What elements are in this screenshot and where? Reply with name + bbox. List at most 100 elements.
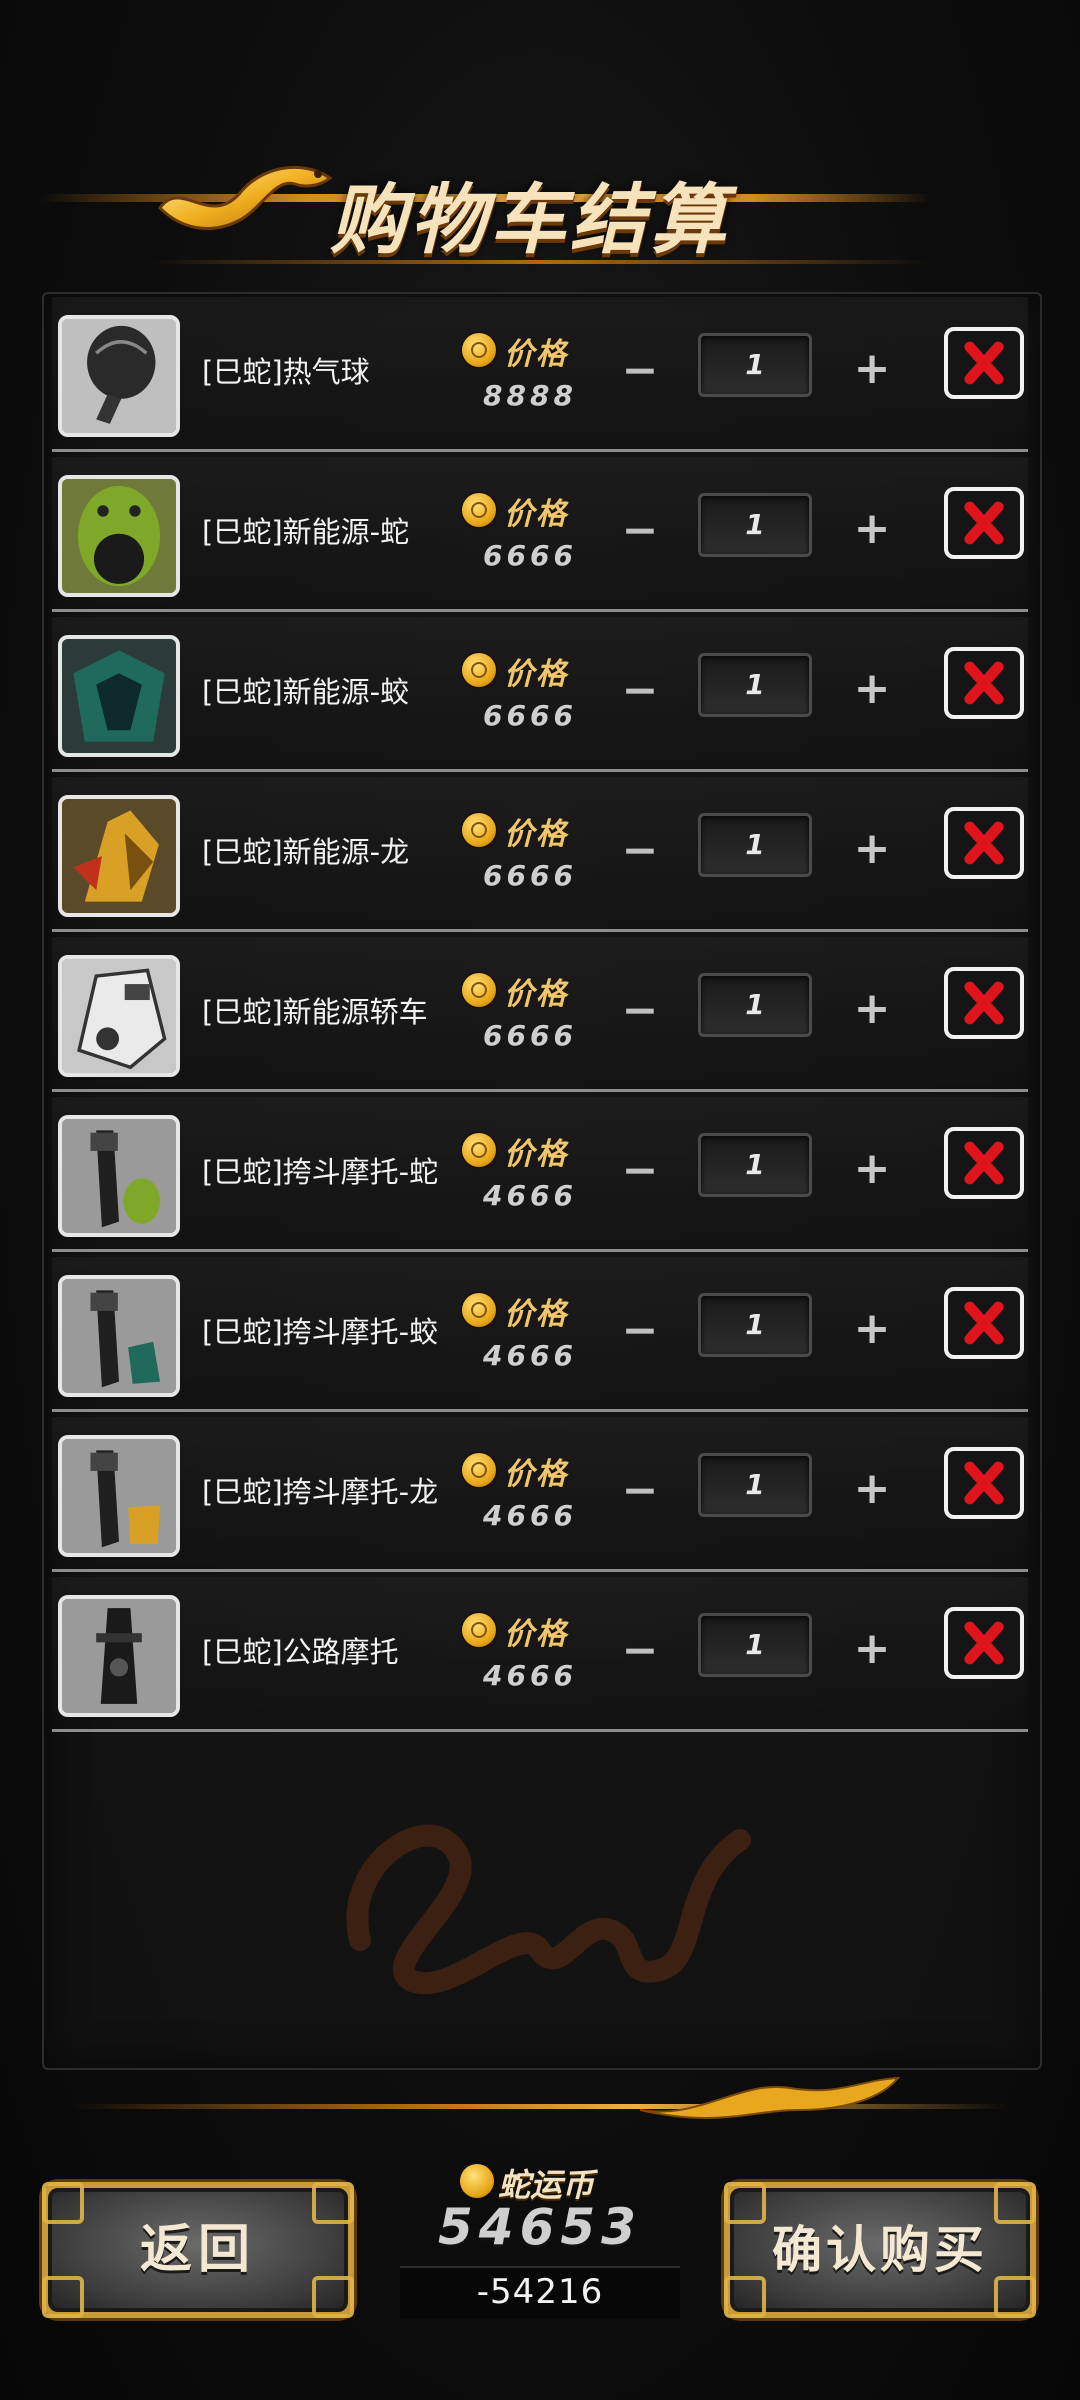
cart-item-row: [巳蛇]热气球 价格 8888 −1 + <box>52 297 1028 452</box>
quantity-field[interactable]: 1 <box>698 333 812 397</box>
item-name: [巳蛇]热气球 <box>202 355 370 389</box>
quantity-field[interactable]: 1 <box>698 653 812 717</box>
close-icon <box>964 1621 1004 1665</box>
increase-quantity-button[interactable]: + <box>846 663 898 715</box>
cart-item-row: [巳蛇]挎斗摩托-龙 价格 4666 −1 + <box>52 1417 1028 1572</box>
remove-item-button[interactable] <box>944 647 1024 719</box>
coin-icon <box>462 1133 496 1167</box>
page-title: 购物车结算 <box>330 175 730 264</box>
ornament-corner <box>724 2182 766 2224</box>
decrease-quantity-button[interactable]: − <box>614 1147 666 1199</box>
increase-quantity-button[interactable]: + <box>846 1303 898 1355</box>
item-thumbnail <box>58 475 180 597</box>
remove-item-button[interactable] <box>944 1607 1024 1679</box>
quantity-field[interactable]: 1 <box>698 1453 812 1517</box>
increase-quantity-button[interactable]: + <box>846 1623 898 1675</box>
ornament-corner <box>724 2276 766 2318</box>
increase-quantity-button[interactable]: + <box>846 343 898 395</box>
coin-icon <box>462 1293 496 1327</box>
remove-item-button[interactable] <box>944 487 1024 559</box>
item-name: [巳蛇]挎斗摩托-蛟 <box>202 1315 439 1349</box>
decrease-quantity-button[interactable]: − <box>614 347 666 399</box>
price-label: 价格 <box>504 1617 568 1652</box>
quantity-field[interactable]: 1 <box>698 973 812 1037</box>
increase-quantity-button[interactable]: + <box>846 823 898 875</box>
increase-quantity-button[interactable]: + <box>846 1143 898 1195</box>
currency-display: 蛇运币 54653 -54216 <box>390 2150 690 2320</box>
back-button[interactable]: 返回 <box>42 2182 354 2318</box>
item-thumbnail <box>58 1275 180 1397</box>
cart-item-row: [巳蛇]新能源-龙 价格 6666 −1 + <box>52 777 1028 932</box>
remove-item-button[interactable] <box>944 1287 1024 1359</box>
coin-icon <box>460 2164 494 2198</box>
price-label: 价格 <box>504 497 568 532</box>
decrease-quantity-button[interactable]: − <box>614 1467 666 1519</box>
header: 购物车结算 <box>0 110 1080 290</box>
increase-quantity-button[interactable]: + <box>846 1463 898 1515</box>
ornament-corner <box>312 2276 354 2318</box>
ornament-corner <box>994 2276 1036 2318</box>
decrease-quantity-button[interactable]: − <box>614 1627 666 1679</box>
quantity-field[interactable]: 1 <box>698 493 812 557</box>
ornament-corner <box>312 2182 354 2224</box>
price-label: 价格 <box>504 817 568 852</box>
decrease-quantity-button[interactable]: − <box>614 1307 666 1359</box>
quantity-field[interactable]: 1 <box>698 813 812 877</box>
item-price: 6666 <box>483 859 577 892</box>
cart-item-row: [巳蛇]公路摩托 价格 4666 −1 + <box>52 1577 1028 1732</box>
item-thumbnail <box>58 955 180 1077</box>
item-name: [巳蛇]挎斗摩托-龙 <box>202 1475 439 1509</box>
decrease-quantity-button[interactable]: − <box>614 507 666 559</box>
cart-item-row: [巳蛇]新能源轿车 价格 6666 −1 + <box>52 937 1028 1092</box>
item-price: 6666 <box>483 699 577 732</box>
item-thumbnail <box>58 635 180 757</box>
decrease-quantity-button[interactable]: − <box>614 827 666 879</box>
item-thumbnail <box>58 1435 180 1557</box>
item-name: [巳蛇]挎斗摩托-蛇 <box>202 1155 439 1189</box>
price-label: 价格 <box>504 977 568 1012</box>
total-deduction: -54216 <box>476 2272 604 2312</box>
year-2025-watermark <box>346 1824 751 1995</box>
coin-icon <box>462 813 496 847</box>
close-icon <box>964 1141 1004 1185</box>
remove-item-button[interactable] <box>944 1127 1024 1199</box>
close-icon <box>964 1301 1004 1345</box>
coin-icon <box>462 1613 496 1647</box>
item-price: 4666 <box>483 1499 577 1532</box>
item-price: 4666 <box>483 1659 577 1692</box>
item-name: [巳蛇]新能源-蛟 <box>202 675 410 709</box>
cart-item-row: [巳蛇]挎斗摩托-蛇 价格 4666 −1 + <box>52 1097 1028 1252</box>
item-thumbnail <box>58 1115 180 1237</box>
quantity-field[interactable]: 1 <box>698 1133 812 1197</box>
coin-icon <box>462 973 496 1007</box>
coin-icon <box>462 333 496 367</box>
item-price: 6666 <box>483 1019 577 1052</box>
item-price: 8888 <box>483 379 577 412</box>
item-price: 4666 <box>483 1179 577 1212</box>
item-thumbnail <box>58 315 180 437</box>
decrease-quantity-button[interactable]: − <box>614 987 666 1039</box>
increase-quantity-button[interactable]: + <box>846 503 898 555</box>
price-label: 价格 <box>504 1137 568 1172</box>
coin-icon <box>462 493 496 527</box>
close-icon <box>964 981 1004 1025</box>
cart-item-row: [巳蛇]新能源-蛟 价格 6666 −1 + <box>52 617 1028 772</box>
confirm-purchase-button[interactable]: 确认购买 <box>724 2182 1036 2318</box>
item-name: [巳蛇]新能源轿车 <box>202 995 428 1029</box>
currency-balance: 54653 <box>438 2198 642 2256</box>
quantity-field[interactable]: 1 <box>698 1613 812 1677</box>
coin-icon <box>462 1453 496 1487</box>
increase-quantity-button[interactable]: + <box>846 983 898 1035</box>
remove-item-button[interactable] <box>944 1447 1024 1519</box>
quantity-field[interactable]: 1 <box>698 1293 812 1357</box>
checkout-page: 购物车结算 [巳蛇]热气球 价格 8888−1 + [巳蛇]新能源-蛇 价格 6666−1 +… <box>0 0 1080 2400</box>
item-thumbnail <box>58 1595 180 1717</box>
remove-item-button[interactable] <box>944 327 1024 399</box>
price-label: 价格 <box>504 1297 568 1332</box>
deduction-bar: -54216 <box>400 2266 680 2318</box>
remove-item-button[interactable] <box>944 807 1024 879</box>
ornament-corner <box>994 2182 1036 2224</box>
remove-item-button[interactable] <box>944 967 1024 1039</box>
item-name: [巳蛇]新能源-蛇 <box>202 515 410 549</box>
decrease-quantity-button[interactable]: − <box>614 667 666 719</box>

|---|

Render every line of the records above as a Markdown table with the columns Row and Line, numbering each row and skipping blank lines. Omit the pictures.

** RESULT OF THIS TASK **
| Row | Line |
|---|---|
| 1 | What elements are in this screenshot and where? Reply with name + bbox. List at most 100 elements. |
| 2 | cart-item-row: [巳蛇]热气球 价格 8888 −1 + <box>52 297 1028 452</box> |
| 3 | quantity-field[interactable]: 1 <box>698 333 812 397</box> |
| 4 | item-name: [巳蛇]热气球 <box>202 355 370 389</box> |
| 5 | quantity-field[interactable]: 1 <box>698 653 812 717</box> |
| 6 | close-icon <box>964 1621 1004 1665</box> |
| 7 | increase-quantity-button[interactable]: + <box>846 663 898 715</box> |
| 8 | cart-item-row: [巳蛇]挎斗摩托-龙 价格 4666 −1 + <box>52 1417 1028 1572</box> |
| 9 | remove-item-button[interactable] <box>944 647 1024 719</box> |
| 10 | coin-icon <box>462 1133 496 1167</box> |
| 11 | page-title: 购物车结算 <box>330 175 730 264</box> |
| 12 | ornament-corner <box>724 2182 766 2224</box> |
| 13 | decrease-quantity-button[interactable]: − <box>614 1147 666 1199</box> |
| 14 | increase-quantity-button[interactable]: + <box>846 1303 898 1355</box> |
| 15 | item-thumbnail <box>58 475 180 597</box> |
| 16 | remove-item-button[interactable] <box>944 1607 1024 1679</box> |
| 17 | quantity-field[interactable]: 1 <box>698 1453 812 1517</box> |
| 18 | increase-quantity-button[interactable]: + <box>846 1623 898 1675</box> |
| 19 | ornament-corner <box>724 2276 766 2318</box> |
| 20 | increase-quantity-button[interactable]: + <box>846 343 898 395</box> |
| 21 | coin-icon <box>462 1293 496 1327</box> |
| 22 | remove-item-button[interactable] <box>944 487 1024 559</box> |
| 23 | item-name: [巳蛇]挎斗摩托-蛟 <box>202 1315 439 1349</box> |
| 24 | decrease-quantity-button[interactable]: − <box>614 347 666 399</box> |
| 25 | price-label: 价格 <box>504 1617 568 1652</box> |
| 26 | quantity-field[interactable]: 1 <box>698 973 812 1037</box> |
| 27 | increase-quantity-button[interactable]: + <box>846 823 898 875</box> |
| 28 | increase-quantity-button[interactable]: + <box>846 1143 898 1195</box> |
| 29 | currency-display: 蛇运币 54653 -54216 <box>390 2150 690 2320</box> |
| 30 | back-button[interactable]: 返回 <box>42 2182 354 2318</box> |
| 31 | item-thumbnail <box>58 1275 180 1397</box> |
| 32 | cart-item-row: [巳蛇]新能源-龙 价格 6666 −1 + <box>52 777 1028 932</box> |
| 33 | remove-item-button[interactable] <box>944 1287 1024 1359</box> |
| 34 | coin-icon <box>460 2164 494 2198</box> |
| 35 | price-label: 价格 <box>504 497 568 532</box> |
| 36 | decrease-quantity-button[interactable]: − <box>614 1467 666 1519</box> |
| 37 | header: 购物车结算 <box>0 110 1080 290</box> |
| 38 | increase-quantity-button[interactable]: + <box>846 1463 898 1515</box> |
| 39 | ornament-corner <box>312 2276 354 2318</box> |
| 40 | ornament-corner <box>994 2276 1036 2318</box> |
| 41 | decrease-quantity-button[interactable]: − <box>614 1627 666 1679</box> |
| 42 | quantity-field[interactable]: 1 <box>698 493 812 557</box> |
| 43 | ornament-corner <box>312 2182 354 2224</box> |
| 44 | price-label: 价格 <box>504 817 568 852</box> |
| 45 | decrease-quantity-button[interactable]: − <box>614 1307 666 1359</box> |
| 46 | quantity-field[interactable]: 1 <box>698 813 812 877</box> |
| 47 | item-price: 6666 <box>483 859 577 892</box> |
| 48 | cart-item-row: [巳蛇]公路摩托 价格 4666 −1 + <box>52 1577 1028 1732</box> |
| 49 | item-thumbnail <box>58 955 180 1077</box> |
| 50 | item-name: [巳蛇]挎斗摩托-龙 <box>202 1475 439 1509</box> |
| 51 | decrease-quantity-button[interactable]: − <box>614 507 666 559</box> |
| 52 | cart-item-row: [巳蛇]新能源轿车 价格 6666 −1 + <box>52 937 1028 1092</box> |
| 53 | item-price: 6666 <box>483 699 577 732</box> |
| 54 | item-thumbnail <box>58 635 180 757</box> |
| 55 | decrease-quantity-button[interactable]: − <box>614 827 666 879</box> |
| 56 | item-thumbnail <box>58 1435 180 1557</box> |
| 57 | item-name: [巳蛇]挎斗摩托-蛇 <box>202 1155 439 1189</box> |
| 58 | price-label: 价格 <box>504 977 568 1012</box> |
| 59 | total-deduction: -54216 <box>476 2272 604 2312</box> |
| 60 | year-2025-watermark <box>346 1824 751 1995</box> |
| 61 | coin-icon <box>462 813 496 847</box> |
| 62 | close-icon <box>964 1141 1004 1185</box> |
| 63 | remove-item-button[interactable] <box>944 1127 1024 1199</box> |
| 64 | close-icon <box>964 1301 1004 1345</box> |
| 65 | coin-icon <box>462 1613 496 1647</box> |
| 66 | item-price: 4666 <box>483 1499 577 1532</box> |
| 67 | item-price: 4666 <box>483 1659 577 1692</box> |
| 68 | item-name: [巳蛇]新能源-蛟 <box>202 675 410 709</box> |
| 69 | cart-item-row: [巳蛇]挎斗摩托-蛇 价格 4666 −1 + <box>52 1097 1028 1252</box> |
| 70 | item-thumbnail <box>58 1115 180 1237</box> |
| 71 | quantity-field[interactable]: 1 <box>698 1133 812 1197</box> |
| 72 | coin-icon <box>462 973 496 1007</box> |
| 73 | coin-icon <box>462 333 496 367</box> |
| 74 | item-price: 6666 <box>483 1019 577 1052</box> |
| 75 | item-price: 8888 <box>483 379 577 412</box> |
| 76 | item-price: 4666 <box>483 1179 577 1212</box> |
| 77 | item-thumbnail <box>58 315 180 437</box> |
| 78 | decrease-quantity-button[interactable]: − <box>614 987 666 1039</box> |
| 79 | increase-quantity-button[interactable]: + <box>846 503 898 555</box> |
| 80 | price-label: 价格 <box>504 1137 568 1172</box> |
| 81 | coin-icon <box>462 493 496 527</box> |
| 82 | close-icon <box>964 981 1004 1025</box> |
| 83 | cart-item-row: [巳蛇]新能源-蛟 价格 6666 −1 + <box>52 617 1028 772</box> |
| 84 | confirm-purchase-button[interactable]: 确认购买 <box>724 2182 1036 2318</box> |
| 85 | item-name: [巳蛇]新能源轿车 <box>202 995 428 1029</box> |
| 86 | currency-balance: 54653 <box>438 2198 642 2256</box> |
| 87 | quantity-field[interactable]: 1 <box>698 1613 812 1677</box> |
| 88 | coin-icon <box>462 1453 496 1487</box> |
| 89 | increase-quantity-button[interactable]: + <box>846 983 898 1035</box> |
| 90 | remove-item-button[interactable] <box>944 1447 1024 1519</box> |
| 91 | quantity-field[interactable]: 1 <box>698 1293 812 1357</box> |
| 92 | checkout-page: 购物车结算 [巳蛇]热气球 价格 8888−1 + [巳蛇]新能源-蛇 价格 6666−1 +… <box>0 0 1080 2400</box> |
| 93 | item-thumbnail <box>58 1595 180 1717</box> |
| 94 | remove-item-button[interactable] <box>944 327 1024 399</box> |
| 95 | price-label: 价格 <box>504 1297 568 1332</box> |
| 96 | deduction-bar: -54216 <box>400 2266 680 2318</box> |
| 97 | remove-item-button[interactable] <box>944 807 1024 879</box> |
| 98 | ornament-corner <box>994 2182 1036 2224</box> |
| 99 | remove-item-button[interactable] <box>944 967 1024 1039</box> |
| 100 | item-name: [巳蛇]新能源-蛇 <box>202 515 410 549</box> |
| 101 | decrease-quantity-button[interactable]: − <box>614 667 666 719</box> |